(Rows from a dataset)
====

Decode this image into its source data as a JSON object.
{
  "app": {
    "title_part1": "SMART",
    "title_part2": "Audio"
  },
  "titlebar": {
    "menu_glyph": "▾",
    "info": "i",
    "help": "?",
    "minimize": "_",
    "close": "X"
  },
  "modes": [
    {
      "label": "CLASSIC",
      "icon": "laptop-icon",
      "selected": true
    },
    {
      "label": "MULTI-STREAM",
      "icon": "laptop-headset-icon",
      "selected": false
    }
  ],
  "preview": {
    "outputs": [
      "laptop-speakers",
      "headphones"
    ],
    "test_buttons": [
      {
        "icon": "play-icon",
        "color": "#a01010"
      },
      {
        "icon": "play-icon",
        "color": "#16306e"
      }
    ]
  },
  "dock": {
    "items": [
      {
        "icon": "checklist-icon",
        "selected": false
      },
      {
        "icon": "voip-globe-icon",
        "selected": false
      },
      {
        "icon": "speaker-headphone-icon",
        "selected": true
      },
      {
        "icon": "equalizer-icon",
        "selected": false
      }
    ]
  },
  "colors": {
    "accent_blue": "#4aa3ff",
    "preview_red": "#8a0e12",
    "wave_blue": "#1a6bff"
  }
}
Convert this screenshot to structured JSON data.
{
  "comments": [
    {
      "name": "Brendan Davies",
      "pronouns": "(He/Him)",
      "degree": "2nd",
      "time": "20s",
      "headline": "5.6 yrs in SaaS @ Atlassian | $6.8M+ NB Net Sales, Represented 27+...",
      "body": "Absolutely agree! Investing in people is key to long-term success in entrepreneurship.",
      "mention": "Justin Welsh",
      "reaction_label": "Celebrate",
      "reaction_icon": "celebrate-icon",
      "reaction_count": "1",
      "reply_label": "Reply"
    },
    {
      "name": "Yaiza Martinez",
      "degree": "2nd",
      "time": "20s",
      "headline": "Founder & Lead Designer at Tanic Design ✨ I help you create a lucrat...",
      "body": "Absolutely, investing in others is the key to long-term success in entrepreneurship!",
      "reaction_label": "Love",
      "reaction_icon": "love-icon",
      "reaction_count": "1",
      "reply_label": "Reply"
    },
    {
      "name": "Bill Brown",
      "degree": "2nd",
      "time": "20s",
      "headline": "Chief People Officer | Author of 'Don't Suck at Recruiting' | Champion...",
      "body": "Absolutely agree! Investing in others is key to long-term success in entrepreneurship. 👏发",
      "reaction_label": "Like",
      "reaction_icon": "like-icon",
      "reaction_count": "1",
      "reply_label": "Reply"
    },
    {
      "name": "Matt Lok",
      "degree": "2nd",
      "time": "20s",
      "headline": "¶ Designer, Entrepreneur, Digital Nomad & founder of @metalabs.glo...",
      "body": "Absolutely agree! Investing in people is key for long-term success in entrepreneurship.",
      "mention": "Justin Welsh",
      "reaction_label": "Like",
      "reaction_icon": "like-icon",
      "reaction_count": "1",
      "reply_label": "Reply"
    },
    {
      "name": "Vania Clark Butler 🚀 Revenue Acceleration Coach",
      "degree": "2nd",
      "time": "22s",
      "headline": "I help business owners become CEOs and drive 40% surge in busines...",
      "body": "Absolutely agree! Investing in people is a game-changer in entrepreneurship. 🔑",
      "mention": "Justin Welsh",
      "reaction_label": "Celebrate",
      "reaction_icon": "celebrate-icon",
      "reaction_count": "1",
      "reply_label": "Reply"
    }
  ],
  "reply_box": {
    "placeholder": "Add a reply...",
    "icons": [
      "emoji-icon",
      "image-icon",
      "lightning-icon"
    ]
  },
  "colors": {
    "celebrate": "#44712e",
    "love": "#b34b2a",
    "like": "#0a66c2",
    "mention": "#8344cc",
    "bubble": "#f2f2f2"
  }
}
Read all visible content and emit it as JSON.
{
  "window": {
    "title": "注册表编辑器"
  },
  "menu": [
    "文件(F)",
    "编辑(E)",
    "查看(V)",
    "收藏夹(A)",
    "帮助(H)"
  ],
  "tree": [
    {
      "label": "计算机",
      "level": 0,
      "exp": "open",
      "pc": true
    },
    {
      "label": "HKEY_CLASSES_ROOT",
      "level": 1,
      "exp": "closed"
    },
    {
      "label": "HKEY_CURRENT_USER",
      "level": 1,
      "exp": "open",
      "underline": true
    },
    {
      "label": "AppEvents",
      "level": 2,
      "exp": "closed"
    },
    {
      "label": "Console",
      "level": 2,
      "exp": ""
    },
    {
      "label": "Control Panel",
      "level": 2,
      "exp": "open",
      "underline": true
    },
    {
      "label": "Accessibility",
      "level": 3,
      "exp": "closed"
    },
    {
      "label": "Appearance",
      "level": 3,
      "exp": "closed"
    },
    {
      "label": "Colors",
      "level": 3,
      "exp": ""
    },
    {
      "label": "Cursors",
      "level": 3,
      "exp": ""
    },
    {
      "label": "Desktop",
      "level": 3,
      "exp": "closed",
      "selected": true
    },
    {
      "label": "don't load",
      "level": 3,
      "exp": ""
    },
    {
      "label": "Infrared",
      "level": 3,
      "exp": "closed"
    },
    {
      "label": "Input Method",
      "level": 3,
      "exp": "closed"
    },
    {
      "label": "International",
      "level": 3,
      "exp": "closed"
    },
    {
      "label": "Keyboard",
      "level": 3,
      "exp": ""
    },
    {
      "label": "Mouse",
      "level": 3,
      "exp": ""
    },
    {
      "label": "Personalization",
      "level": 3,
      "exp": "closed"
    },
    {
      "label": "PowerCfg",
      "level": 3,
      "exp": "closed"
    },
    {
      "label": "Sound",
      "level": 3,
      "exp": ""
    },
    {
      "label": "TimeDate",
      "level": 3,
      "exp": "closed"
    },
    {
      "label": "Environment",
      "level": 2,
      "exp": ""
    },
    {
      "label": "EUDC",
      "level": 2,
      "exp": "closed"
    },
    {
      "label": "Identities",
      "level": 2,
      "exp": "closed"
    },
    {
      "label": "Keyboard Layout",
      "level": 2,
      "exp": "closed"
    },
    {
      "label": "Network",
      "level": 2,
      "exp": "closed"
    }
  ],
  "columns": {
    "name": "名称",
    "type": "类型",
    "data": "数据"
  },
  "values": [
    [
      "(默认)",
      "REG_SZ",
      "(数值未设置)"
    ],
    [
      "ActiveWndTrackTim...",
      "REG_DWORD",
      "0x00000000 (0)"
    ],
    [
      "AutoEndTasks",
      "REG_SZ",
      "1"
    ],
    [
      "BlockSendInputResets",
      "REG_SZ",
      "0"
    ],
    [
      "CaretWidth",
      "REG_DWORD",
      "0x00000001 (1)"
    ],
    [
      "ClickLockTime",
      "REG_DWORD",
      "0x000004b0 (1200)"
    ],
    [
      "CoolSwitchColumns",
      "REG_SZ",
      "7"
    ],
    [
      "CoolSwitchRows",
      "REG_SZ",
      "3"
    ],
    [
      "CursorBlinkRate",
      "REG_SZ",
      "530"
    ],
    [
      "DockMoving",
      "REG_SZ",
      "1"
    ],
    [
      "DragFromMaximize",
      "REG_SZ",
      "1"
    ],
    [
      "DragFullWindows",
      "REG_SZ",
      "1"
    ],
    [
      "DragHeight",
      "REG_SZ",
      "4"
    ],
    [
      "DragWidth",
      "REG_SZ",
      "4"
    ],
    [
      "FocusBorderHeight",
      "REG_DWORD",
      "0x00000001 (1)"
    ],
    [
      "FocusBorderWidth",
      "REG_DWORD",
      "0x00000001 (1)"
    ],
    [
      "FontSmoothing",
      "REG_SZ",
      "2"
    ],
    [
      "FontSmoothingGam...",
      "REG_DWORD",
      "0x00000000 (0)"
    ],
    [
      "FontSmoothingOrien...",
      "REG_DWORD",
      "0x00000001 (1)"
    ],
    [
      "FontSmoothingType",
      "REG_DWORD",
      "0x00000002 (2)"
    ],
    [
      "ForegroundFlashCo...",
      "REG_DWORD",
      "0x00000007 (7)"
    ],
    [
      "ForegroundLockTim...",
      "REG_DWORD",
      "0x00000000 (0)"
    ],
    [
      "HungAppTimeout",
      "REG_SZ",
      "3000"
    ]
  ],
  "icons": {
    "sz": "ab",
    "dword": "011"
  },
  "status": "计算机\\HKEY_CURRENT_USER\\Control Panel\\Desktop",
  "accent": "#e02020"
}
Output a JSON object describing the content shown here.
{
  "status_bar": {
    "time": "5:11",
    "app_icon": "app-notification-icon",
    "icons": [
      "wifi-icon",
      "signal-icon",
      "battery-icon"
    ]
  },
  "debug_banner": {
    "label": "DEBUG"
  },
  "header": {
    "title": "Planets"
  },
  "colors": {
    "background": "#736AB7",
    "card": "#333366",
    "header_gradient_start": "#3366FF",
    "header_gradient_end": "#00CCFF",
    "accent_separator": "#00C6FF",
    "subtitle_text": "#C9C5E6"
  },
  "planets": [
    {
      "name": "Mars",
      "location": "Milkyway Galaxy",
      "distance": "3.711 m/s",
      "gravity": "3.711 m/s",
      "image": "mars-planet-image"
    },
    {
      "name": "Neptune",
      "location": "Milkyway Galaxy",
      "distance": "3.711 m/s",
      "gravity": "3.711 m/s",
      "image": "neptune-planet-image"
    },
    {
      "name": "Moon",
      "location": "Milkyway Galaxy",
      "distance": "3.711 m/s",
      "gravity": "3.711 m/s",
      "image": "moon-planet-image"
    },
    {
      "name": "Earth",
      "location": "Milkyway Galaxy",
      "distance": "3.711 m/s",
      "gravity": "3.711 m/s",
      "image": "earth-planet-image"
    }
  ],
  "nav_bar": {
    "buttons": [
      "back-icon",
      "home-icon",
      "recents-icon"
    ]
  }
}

====

What you are asked to do:
Within the data above, pick out all lines holding the word "term".

Exercise solution:
      "body": "Absolutely agree! Investing in people is key to long-term success in entrepreneurship.",
      "body": "Absolutely, investing in others is the key to long-term success in entrepreneurship!",
      "body": "Absolutely agree! Investing in others is key to long-term success in entrepreneurship. 👏发",
      "body": "Absolutely agree! Investing in people is key for long-term success in entrepreneurship.",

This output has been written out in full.